■ **Record list**:
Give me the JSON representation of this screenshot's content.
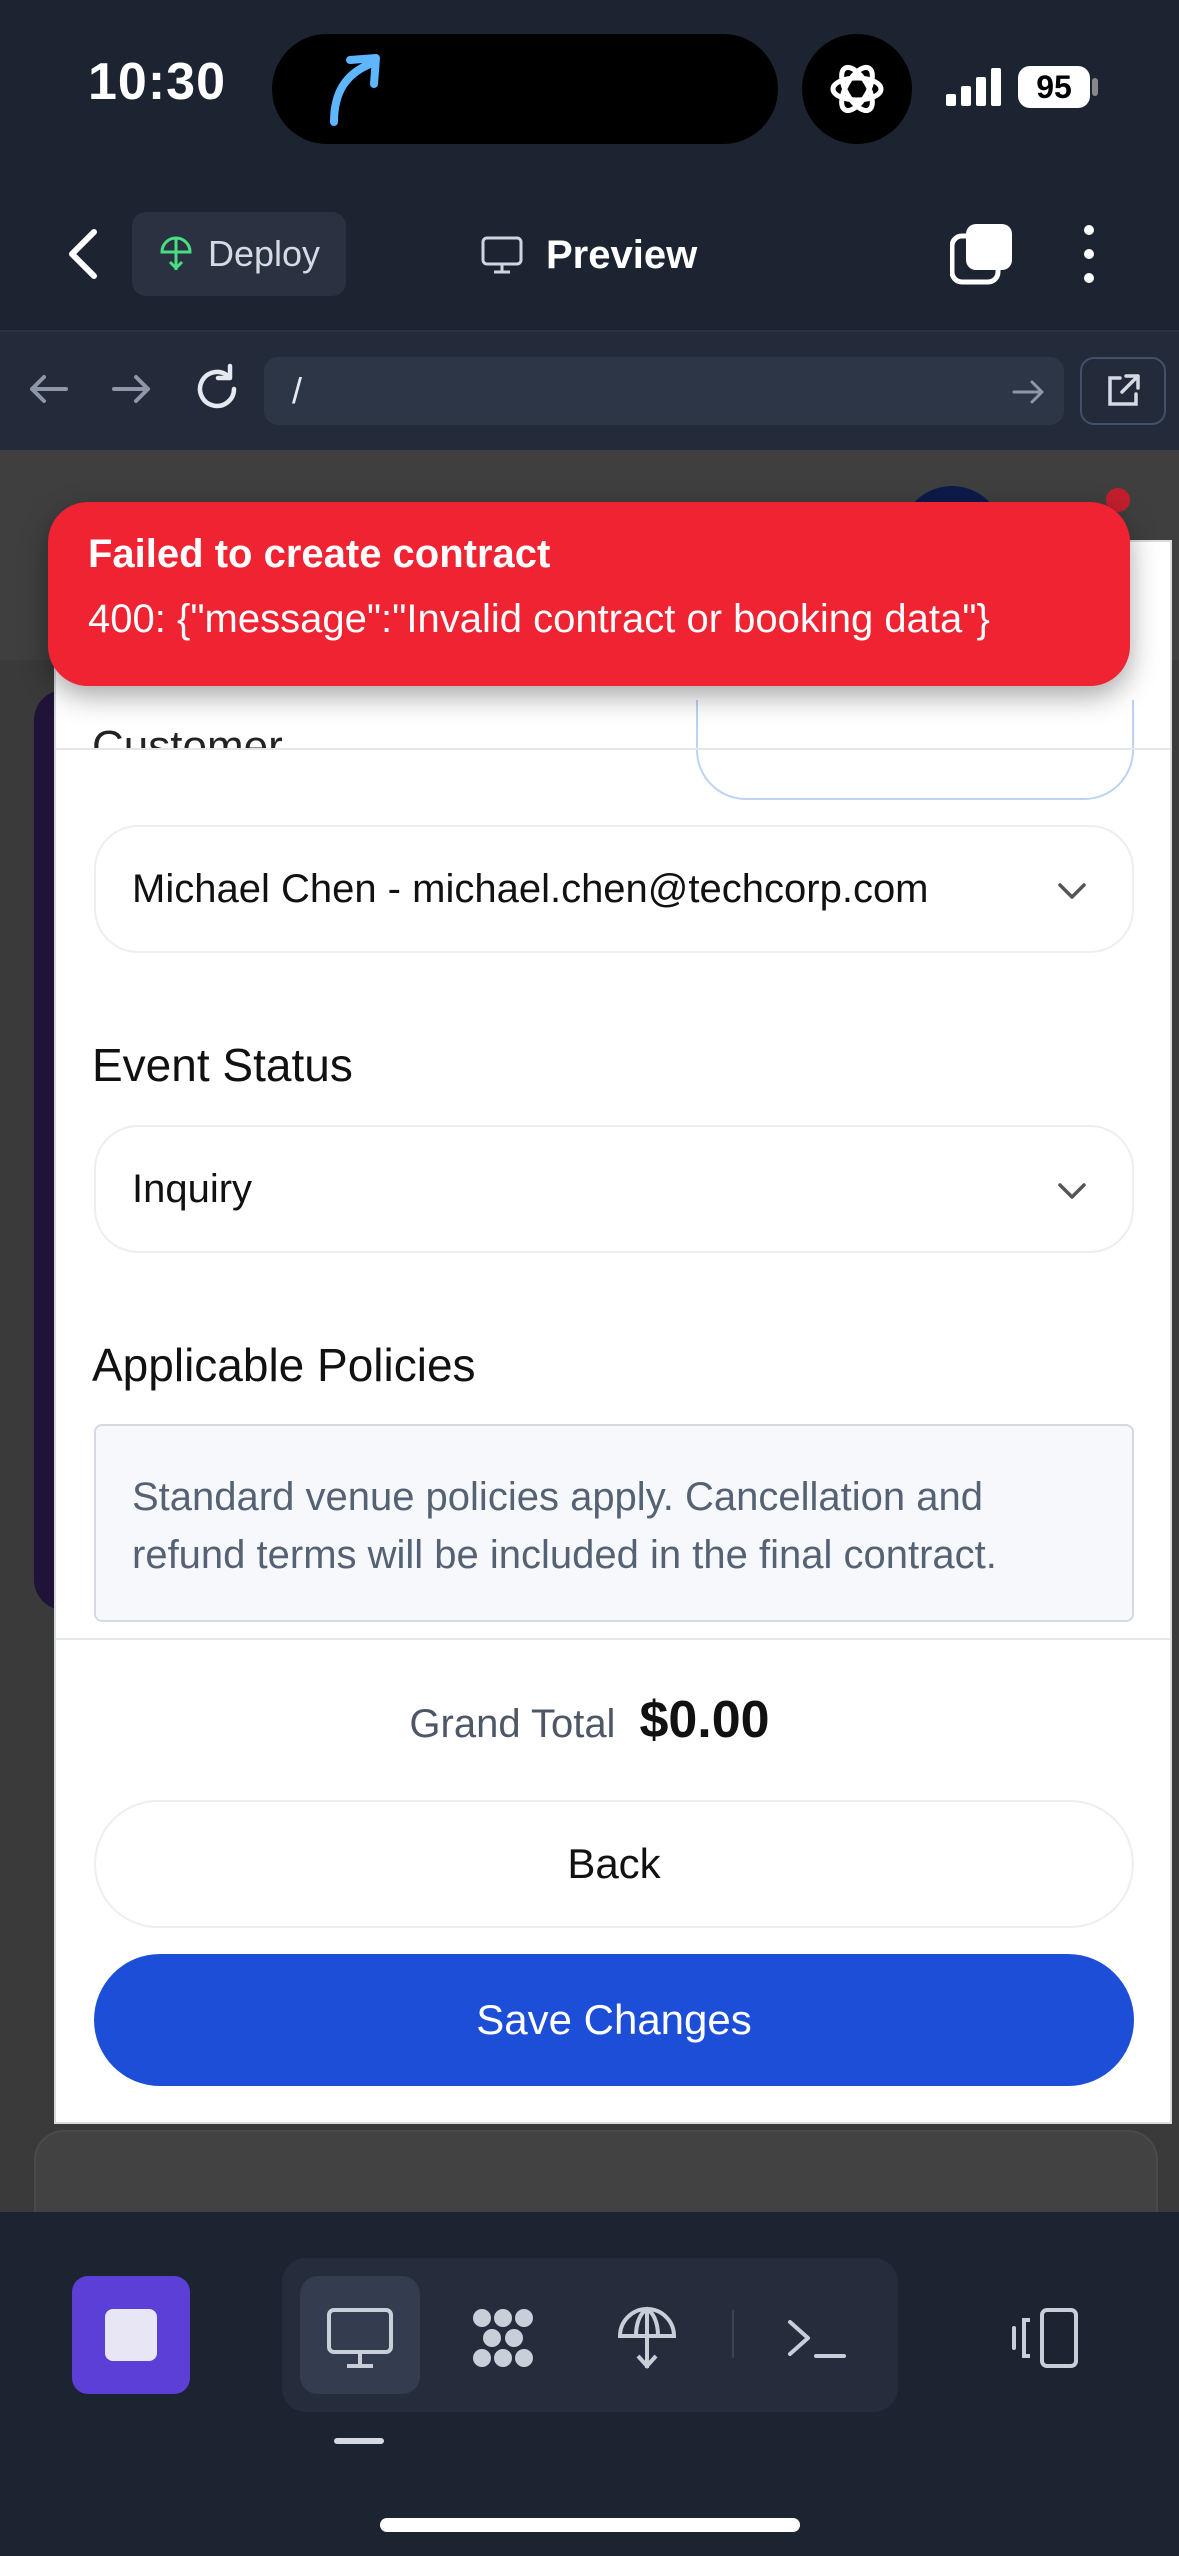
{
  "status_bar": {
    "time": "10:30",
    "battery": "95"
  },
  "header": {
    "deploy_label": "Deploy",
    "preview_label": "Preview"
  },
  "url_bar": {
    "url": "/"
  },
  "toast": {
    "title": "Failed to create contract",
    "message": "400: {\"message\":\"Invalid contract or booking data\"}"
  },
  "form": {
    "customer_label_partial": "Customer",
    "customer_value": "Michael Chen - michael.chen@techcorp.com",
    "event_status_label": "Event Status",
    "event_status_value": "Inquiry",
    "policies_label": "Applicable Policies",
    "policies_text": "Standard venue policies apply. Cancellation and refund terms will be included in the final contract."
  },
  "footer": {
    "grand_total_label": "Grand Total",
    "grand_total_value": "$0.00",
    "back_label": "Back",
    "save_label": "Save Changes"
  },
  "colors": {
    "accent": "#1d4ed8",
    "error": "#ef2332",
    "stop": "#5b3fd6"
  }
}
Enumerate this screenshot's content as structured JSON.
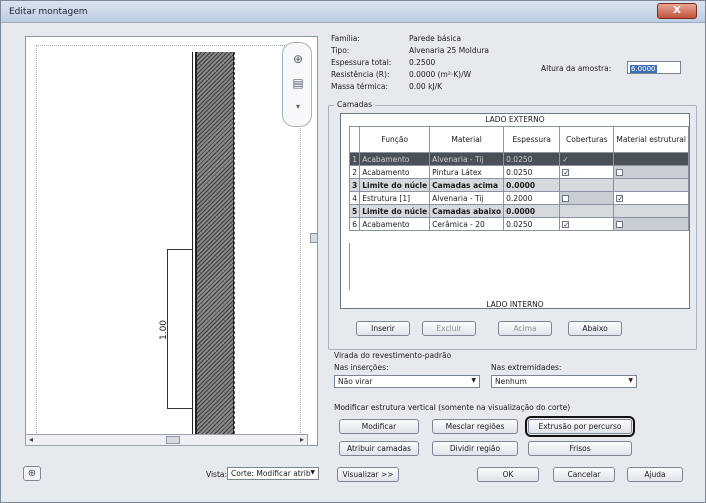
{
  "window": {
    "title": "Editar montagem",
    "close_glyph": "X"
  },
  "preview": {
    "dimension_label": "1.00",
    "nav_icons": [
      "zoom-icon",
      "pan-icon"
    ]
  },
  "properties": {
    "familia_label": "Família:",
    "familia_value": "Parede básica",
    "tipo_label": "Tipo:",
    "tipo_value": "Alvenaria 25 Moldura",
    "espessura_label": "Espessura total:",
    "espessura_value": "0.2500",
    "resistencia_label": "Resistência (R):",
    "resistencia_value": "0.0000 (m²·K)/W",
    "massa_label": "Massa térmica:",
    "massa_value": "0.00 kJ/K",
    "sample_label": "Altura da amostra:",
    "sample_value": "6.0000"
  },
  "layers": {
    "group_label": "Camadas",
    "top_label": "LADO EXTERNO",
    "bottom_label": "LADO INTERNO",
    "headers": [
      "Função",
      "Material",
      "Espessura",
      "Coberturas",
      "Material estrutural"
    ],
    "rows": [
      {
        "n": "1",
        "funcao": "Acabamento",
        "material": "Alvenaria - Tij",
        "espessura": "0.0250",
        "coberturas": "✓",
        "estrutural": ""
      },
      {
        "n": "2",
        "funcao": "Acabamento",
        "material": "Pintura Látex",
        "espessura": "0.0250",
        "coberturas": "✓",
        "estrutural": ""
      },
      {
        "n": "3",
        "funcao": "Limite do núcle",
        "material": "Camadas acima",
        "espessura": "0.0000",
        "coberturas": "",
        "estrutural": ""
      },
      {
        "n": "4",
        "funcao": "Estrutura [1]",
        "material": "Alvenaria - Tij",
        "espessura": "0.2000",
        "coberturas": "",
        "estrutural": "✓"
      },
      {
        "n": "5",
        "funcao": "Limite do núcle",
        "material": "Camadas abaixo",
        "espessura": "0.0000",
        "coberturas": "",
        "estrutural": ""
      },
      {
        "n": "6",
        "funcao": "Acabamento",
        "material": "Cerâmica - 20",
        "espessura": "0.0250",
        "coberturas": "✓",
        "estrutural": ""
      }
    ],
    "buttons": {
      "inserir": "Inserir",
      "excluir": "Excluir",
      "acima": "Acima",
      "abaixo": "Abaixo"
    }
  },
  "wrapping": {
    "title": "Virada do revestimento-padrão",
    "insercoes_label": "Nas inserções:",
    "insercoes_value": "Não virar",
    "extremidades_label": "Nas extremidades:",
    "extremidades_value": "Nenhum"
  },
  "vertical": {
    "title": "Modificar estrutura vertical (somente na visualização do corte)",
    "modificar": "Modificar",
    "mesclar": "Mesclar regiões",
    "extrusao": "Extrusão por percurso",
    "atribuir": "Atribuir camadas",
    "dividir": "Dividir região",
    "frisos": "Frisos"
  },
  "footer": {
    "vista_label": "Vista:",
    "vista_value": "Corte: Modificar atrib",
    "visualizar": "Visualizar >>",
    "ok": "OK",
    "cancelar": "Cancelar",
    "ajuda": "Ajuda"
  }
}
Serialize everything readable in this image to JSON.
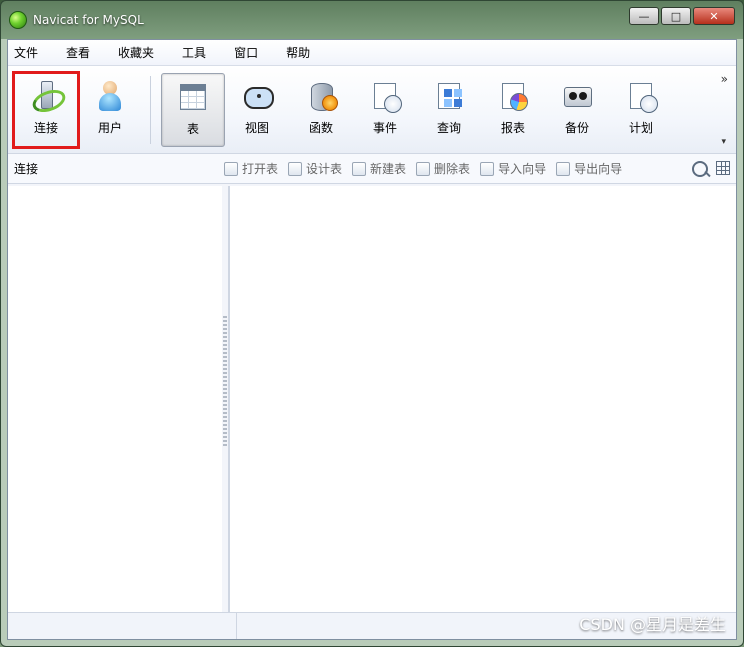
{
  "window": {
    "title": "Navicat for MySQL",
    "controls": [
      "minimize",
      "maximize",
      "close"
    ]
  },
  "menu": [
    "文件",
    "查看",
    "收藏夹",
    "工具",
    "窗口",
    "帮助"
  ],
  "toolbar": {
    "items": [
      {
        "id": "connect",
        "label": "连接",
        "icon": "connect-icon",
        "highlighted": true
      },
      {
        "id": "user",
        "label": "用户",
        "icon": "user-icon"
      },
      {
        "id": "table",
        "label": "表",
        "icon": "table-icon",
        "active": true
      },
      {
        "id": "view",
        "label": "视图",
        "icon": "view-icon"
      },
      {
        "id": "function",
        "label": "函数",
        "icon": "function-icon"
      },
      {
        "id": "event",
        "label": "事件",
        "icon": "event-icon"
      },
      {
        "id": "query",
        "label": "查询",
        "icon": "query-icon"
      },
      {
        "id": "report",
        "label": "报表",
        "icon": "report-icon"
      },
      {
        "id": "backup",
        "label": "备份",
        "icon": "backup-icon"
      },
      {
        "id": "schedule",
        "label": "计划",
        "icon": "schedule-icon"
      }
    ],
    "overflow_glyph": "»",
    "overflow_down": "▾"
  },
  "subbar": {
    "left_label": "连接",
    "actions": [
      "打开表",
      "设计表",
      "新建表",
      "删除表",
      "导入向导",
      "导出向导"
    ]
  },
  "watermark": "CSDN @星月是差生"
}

■ **What is asked**: Write out the records above exactly as they appear, leaving out any pictures.

■ **Problem solution**:
Give me the JSON representation of this screenshot's content.
{
  "status_bar": {
    "time": "10:30",
    "battery": "95"
  },
  "header": {
    "deploy_label": "Deploy",
    "preview_label": "Preview"
  },
  "url_bar": {
    "url": "/"
  },
  "toast": {
    "title": "Failed to create contract",
    "message": "400: {\"message\":\"Invalid contract or booking data\"}"
  },
  "form": {
    "customer_label_partial": "Customer",
    "customer_value": "Michael Chen - michael.chen@techcorp.com",
    "event_status_label": "Event Status",
    "event_status_value": "Inquiry",
    "policies_label": "Applicable Policies",
    "policies_text": "Standard venue policies apply. Cancellation and refund terms will be included in the final contract."
  },
  "footer": {
    "grand_total_label": "Grand Total",
    "grand_total_value": "$0.00",
    "back_label": "Back",
    "save_label": "Save Changes"
  },
  "colors": {
    "accent": "#1d4ed8",
    "error": "#ef2332",
    "stop": "#5b3fd6"
  }
}
Enumerate this screenshot's content as structured JSON.
{
  "window": {
    "title": "Editar montagem",
    "close_glyph": "X"
  },
  "preview": {
    "dimension_label": "1.00",
    "nav_icons": [
      "zoom-icon",
      "pan-icon"
    ]
  },
  "properties": {
    "familia_label": "Família:",
    "familia_value": "Parede básica",
    "tipo_label": "Tipo:",
    "tipo_value": "Alvenaria 25 Moldura",
    "espessura_label": "Espessura total:",
    "espessura_value": "0.2500",
    "resistencia_label": "Resistência (R):",
    "resistencia_value": "0.0000 (m²·K)/W",
    "massa_label": "Massa térmica:",
    "massa_value": "0.00 kJ/K",
    "sample_label": "Altura da amostra:",
    "sample_value": "6.0000"
  },
  "layers": {
    "group_label": "Camadas",
    "top_label": "LADO EXTERNO",
    "bottom_label": "LADO INTERNO",
    "headers": [
      "Função",
      "Material",
      "Espessura",
      "Coberturas",
      "Material estrutural"
    ],
    "rows": [
      {
        "n": "1",
        "funcao": "Acabamento",
        "material": "Alvenaria - Tij",
        "espessura": "0.0250",
        "coberturas": "✓",
        "estrutural": ""
      },
      {
        "n": "2",
        "funcao": "Acabamento",
        "material": "Pintura Látex",
        "espessura": "0.0250",
        "coberturas": "✓",
        "estrutural": ""
      },
      {
        "n": "3",
        "funcao": "Limite do núcle",
        "material": "Camadas acima",
        "espessura": "0.0000",
        "coberturas": "",
        "estrutural": ""
      },
      {
        "n": "4",
        "funcao": "Estrutura [1]",
        "material": "Alvenaria - Tij",
        "espessura": "0.2000",
        "coberturas": "",
        "estrutural": "✓"
      },
      {
        "n": "5",
        "funcao": "Limite do núcle",
        "material": "Camadas abaixo",
        "espessura": "0.0000",
        "coberturas": "",
        "estrutural": ""
      },
      {
        "n": "6",
        "funcao": "Acabamento",
        "material": "Cerâmica - 20",
        "espessura": "0.0250",
        "coberturas": "✓",
        "estrutural": ""
      }
    ],
    "buttons": {
      "inserir": "Inserir",
      "excluir": "Excluir",
      "acima": "Acima",
      "abaixo": "Abaixo"
    }
  },
  "wrapping": {
    "title": "Virada do revestimento-padrão",
    "insercoes_label": "Nas inserções:",
    "insercoes_value": "Não virar",
    "extremidades_label": "Nas extremidades:",
    "extremidades_value": "Nenhum"
  },
  "vertical": {
    "title": "Modificar estrutura vertical (somente na visualização do corte)",
    "modificar": "Modificar",
    "mesclar": "Mesclar regiões",
    "extrusao": "Extrusão por percurso",
    "atribuir": "Atribuir camadas",
    "dividir": "Dividir região",
    "frisos": "Frisos"
  },
  "footer": {
    "vista_label": "Vista:",
    "vista_value": "Corte: Modificar atrib",
    "visualizar": "Visualizar >>",
    "ok": "OK",
    "cancelar": "Cancelar",
    "ajuda": "Ajuda"
  }
}
Serialize everything readable in this image to JSON.
{
  "window": {
    "title": "Navicat for MySQL",
    "controls": [
      "minimize",
      "maximize",
      "close"
    ]
  },
  "menu": [
    "文件",
    "查看",
    "收藏夹",
    "工具",
    "窗口",
    "帮助"
  ],
  "toolbar": {
    "items": [
      {
        "id": "connect",
        "label": "连接",
        "icon": "connect-icon",
        "highlighted": true
      },
      {
        "id": "user",
        "label": "用户",
        "icon": "user-icon"
      },
      {
        "id": "table",
        "label": "表",
        "icon": "table-icon",
        "active": true
      },
      {
        "id": "view",
        "label": "视图",
        "icon": "view-icon"
      },
      {
        "id": "function",
        "label": "函数",
        "icon": "function-icon"
      },
      {
        "id": "event",
        "label": "事件",
        "icon": "event-icon"
      },
      {
        "id": "query",
        "label": "查询",
        "icon": "query-icon"
      },
      {
        "id": "report",
        "label": "报表",
        "icon": "report-icon"
      },
      {
        "id": "backup",
        "label": "备份",
        "icon": "backup-icon"
      },
      {
        "id": "schedule",
        "label": "计划",
        "icon": "schedule-icon"
      }
    ],
    "overflow_glyph": "»",
    "overflow_down": "▾"
  },
  "subbar": {
    "left_label": "连接",
    "actions": [
      "打开表",
      "设计表",
      "新建表",
      "删除表",
      "导入向导",
      "导出向导"
    ]
  },
  "watermark": "CSDN @星月是差生"
}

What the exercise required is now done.